For each line that holds "JSON", copy the line out.

• _RECORDS TO USE_:
>> start
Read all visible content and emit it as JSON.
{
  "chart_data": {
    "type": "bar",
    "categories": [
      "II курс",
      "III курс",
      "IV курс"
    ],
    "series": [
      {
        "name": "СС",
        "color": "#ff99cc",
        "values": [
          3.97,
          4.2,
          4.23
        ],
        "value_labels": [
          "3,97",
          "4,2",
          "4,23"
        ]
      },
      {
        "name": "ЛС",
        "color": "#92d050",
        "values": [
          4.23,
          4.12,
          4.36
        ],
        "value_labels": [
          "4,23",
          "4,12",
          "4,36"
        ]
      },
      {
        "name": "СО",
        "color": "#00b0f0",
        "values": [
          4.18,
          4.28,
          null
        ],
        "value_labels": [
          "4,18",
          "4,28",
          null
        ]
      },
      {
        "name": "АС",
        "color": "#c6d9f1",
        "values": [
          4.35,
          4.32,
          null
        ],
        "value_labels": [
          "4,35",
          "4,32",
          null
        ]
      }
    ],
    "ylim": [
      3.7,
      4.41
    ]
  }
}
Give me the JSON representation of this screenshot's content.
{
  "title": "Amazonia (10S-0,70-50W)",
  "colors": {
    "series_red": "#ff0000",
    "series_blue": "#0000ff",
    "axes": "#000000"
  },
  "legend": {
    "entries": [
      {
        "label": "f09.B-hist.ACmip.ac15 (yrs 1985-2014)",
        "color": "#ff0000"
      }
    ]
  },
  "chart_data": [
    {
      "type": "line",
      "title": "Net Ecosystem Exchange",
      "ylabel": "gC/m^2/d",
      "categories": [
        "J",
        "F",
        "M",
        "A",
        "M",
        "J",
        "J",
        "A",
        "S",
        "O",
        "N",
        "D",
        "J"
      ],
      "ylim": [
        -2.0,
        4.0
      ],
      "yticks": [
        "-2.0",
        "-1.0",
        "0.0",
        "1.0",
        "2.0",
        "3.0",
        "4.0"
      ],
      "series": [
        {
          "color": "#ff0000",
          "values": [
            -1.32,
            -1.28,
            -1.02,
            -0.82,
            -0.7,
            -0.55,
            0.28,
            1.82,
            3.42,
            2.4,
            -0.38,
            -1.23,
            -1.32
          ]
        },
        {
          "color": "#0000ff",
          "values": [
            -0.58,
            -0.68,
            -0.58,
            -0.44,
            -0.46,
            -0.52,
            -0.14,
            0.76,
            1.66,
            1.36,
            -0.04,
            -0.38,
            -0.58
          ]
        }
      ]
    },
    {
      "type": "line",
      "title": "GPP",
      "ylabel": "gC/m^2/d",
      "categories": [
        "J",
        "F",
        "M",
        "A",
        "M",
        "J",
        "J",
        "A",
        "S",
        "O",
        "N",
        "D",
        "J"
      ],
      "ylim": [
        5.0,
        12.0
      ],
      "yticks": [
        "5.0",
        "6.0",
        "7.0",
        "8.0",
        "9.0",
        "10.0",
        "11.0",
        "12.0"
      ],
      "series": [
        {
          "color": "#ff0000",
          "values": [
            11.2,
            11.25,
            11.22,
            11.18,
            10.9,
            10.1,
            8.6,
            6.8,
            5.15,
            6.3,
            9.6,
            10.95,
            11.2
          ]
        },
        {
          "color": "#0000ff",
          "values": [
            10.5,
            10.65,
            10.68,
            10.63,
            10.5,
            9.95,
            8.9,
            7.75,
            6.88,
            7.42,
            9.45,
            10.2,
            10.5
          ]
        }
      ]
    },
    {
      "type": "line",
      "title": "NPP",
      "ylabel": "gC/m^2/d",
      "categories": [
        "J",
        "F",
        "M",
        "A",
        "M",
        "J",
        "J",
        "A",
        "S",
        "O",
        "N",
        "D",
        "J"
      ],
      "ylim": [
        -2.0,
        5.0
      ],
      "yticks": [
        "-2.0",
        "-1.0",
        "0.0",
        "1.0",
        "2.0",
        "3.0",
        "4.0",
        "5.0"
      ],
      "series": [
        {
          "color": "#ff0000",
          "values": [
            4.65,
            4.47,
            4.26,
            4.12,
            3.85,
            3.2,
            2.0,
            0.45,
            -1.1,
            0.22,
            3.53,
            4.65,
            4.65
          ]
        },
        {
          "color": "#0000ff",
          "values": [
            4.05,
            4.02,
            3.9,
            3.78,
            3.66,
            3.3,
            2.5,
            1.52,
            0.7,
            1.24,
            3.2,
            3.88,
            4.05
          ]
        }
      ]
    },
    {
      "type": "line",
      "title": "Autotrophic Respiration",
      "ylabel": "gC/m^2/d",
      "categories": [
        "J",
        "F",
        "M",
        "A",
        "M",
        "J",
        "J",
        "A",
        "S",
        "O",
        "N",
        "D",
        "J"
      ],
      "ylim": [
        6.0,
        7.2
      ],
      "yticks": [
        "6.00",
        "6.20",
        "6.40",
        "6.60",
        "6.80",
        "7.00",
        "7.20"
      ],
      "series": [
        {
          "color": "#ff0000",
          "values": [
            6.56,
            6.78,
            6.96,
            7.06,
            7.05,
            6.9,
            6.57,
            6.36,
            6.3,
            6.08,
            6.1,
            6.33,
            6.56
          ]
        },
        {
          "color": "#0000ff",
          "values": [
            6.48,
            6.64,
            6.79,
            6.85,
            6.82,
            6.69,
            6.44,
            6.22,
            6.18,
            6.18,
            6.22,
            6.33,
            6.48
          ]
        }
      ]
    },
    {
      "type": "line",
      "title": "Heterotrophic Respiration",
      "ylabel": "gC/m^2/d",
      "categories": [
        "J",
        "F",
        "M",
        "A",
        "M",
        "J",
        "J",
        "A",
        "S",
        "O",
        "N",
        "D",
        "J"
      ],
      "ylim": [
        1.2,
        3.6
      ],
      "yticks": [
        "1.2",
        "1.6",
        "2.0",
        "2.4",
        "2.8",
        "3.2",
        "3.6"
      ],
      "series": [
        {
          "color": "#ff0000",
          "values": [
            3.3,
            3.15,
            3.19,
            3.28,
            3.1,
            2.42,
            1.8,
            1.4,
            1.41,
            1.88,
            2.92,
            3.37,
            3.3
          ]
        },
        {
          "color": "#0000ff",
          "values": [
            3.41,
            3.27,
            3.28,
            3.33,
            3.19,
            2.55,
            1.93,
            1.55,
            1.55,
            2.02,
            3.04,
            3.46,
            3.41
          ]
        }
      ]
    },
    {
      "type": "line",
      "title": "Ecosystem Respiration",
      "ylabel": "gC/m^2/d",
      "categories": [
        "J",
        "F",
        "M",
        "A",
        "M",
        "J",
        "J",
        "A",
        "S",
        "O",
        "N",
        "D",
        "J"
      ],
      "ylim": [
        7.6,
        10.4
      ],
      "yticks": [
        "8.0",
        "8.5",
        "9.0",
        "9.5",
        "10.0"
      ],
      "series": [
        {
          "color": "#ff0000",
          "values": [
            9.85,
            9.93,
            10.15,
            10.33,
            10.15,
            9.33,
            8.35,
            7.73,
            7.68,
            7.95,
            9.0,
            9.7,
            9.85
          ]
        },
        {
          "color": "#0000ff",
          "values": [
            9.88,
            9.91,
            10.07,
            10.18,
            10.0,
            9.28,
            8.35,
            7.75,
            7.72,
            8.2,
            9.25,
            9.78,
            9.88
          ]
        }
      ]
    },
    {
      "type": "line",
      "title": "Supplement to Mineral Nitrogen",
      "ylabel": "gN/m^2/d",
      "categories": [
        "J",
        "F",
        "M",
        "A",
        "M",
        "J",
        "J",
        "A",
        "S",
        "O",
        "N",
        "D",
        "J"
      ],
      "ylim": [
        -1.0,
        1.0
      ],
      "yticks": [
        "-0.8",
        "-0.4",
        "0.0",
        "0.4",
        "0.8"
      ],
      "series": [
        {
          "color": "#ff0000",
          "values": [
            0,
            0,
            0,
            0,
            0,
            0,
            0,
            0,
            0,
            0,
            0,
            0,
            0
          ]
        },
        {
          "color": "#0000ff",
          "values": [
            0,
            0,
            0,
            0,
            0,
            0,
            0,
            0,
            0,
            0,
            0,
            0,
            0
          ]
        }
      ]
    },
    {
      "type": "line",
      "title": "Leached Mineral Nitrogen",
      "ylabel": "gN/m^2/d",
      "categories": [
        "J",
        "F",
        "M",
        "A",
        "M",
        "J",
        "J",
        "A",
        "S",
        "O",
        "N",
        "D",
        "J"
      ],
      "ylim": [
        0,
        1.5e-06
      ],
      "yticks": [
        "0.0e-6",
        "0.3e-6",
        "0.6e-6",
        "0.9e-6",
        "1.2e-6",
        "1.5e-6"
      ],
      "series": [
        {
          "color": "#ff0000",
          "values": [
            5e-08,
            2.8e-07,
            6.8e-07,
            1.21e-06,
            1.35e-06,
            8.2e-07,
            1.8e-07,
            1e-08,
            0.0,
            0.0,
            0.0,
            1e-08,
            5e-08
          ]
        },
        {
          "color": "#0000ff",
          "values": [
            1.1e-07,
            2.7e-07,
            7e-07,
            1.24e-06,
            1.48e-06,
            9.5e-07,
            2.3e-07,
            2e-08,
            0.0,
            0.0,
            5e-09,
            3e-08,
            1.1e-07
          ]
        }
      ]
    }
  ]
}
>> end
• _SOLVED PROBLEM_:
Read all visible content and emit it as JSON.
Give me the JSON representation of this screenshot's content.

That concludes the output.